# [WHAT YOU ARE ASKED TO DO]
Check each line of the material below for "label", then copy the ones that contain it.

# [DATA ROWS]
::::

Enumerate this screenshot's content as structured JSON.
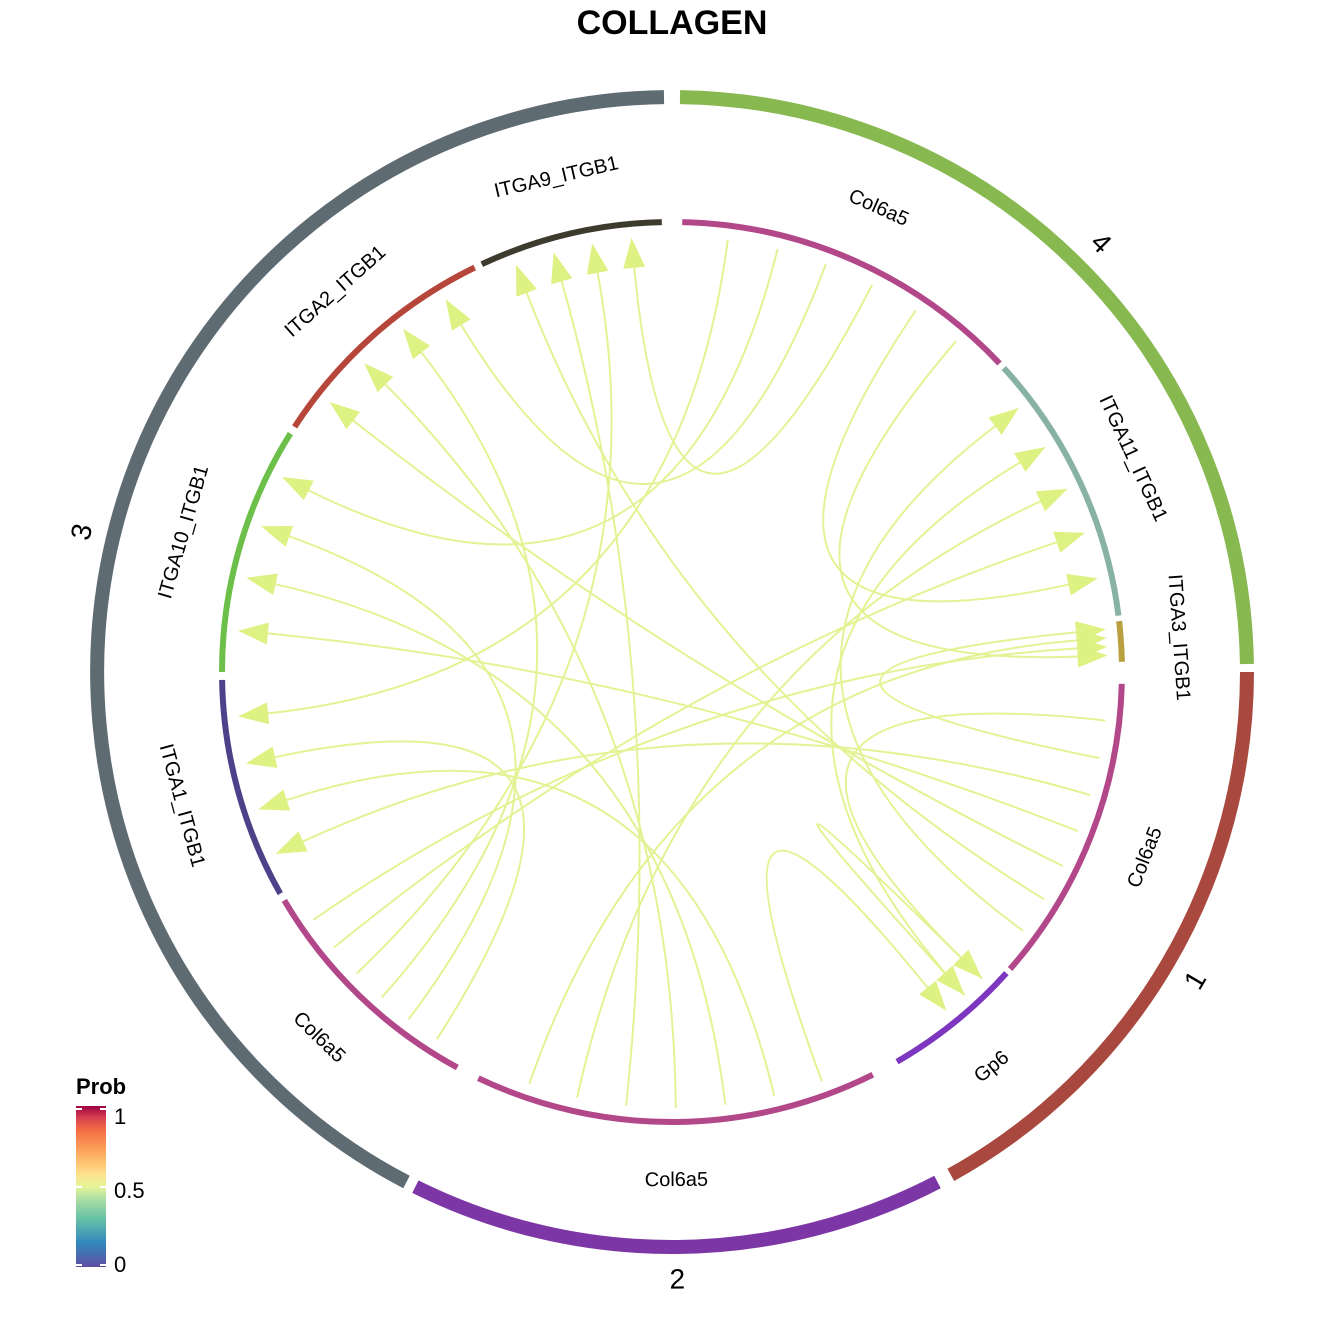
{
  "chart_data": {
    "type": "chord",
    "title": "COLLAGEN",
    "groups": [
      {
        "name": "1",
        "color": "#A9483E"
      },
      {
        "name": "2",
        "color": "#7D36A5"
      },
      {
        "name": "3",
        "color": "#5F6B72"
      },
      {
        "name": "4",
        "color": "#88B850"
      }
    ],
    "sectors": [
      {
        "id": "s1_col6a5",
        "label": "Col6a5",
        "group": "1",
        "color": "#B2478A"
      },
      {
        "id": "s1_gp6",
        "label": "Gp6",
        "group": "1",
        "color": "#7D36C0"
      },
      {
        "id": "s2_col6a5",
        "label": "Col6a5",
        "group": "2",
        "color": "#B2478A"
      },
      {
        "id": "s3_col6a5",
        "label": "Col6a5",
        "group": "3",
        "color": "#B2478A"
      },
      {
        "id": "s3_itga1",
        "label": "ITGA1_ITGB1",
        "group": "3",
        "color": "#4B4289"
      },
      {
        "id": "s3_itga10",
        "label": "ITGA10_ITGB1",
        "group": "3",
        "color": "#6CC04A"
      },
      {
        "id": "s3_itga2",
        "label": "ITGA2_ITGB1",
        "group": "3",
        "color": "#B7463A"
      },
      {
        "id": "s3_itga9",
        "label": "ITGA9_ITGB1",
        "group": "3",
        "color": "#3D3A2E"
      },
      {
        "id": "s4_col6a5",
        "label": "Col6a5",
        "group": "4",
        "color": "#B2478A"
      },
      {
        "id": "s4_itga11",
        "label": "ITGA11_ITGB1",
        "group": "4",
        "color": "#88B2A6"
      },
      {
        "id": "s4_itga3",
        "label": "ITGA3_ITGB1",
        "group": "4",
        "color": "#B8A040"
      }
    ],
    "links": [
      {
        "source": "s1_col6a5",
        "target": "s1_gp6",
        "prob": 0.55
      },
      {
        "source": "s1_col6a5",
        "target": "s4_itga3",
        "prob": 0.55
      },
      {
        "source": "s1_col6a5",
        "target": "s3_itga1",
        "prob": 0.55
      },
      {
        "source": "s1_col6a5",
        "target": "s3_itga10",
        "prob": 0.55
      },
      {
        "source": "s1_col6a5",
        "target": "s3_itga2",
        "prob": 0.55
      },
      {
        "source": "s1_col6a5",
        "target": "s3_itga9",
        "prob": 0.55
      },
      {
        "source": "s1_col6a5",
        "target": "s4_itga11",
        "prob": 0.55
      },
      {
        "source": "s1_gp6",
        "target": "s1_gp6",
        "prob": 0.55
      },
      {
        "source": "s1_gp6",
        "target": "s4_itga11",
        "prob": 0.55
      },
      {
        "source": "s2_col6a5",
        "target": "s1_gp6",
        "prob": 0.55
      },
      {
        "source": "s2_col6a5",
        "target": "s3_itga1",
        "prob": 0.55
      },
      {
        "source": "s2_col6a5",
        "target": "s3_itga10",
        "prob": 0.55
      },
      {
        "source": "s2_col6a5",
        "target": "s3_itga2",
        "prob": 0.55
      },
      {
        "source": "s2_col6a5",
        "target": "s3_itga9",
        "prob": 0.55
      },
      {
        "source": "s2_col6a5",
        "target": "s4_itga11",
        "prob": 0.55
      },
      {
        "source": "s2_col6a5",
        "target": "s4_itga3",
        "prob": 0.55
      },
      {
        "source": "s3_col6a5",
        "target": "s3_itga1",
        "prob": 0.55
      },
      {
        "source": "s3_col6a5",
        "target": "s3_itga10",
        "prob": 0.55
      },
      {
        "source": "s3_col6a5",
        "target": "s3_itga2",
        "prob": 0.55
      },
      {
        "source": "s3_col6a5",
        "target": "s3_itga9",
        "prob": 0.55
      },
      {
        "source": "s3_col6a5",
        "target": "s4_itga11",
        "prob": 0.55
      },
      {
        "source": "s3_col6a5",
        "target": "s4_itga3",
        "prob": 0.55
      },
      {
        "source": "s4_col6a5",
        "target": "s3_itga1",
        "prob": 0.55
      },
      {
        "source": "s4_col6a5",
        "target": "s3_itga10",
        "prob": 0.55
      },
      {
        "source": "s4_col6a5",
        "target": "s3_itga2",
        "prob": 0.55
      },
      {
        "source": "s4_col6a5",
        "target": "s3_itga9",
        "prob": 0.55
      },
      {
        "source": "s4_col6a5",
        "target": "s4_itga11",
        "prob": 0.55
      },
      {
        "source": "s4_col6a5",
        "target": "s4_itga3",
        "prob": 0.55
      }
    ],
    "legend": {
      "title": "Prob",
      "ticks": [
        "1",
        "0.5",
        "0"
      ],
      "range": [
        0,
        1
      ],
      "placement": "bottom-left"
    },
    "link_color": "#E2F394",
    "arrow_color": "#DDF283"
  }
}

::::

# [WRITTEN SOLUTION]
        "label": "Col6a5",
        "label": "Gp6",
        "label": "Col6a5",
        "label": "Col6a5",
        "label": "ITGA1_ITGB1",
        "label": "ITGA10_ITGB1",
        "label": "ITGA2_ITGB1",
        "label": "ITGA9_ITGB1",
        "label": "Col6a5",
        "label": "ITGA11_ITGB1",
        "label": "ITGA3_ITGB1",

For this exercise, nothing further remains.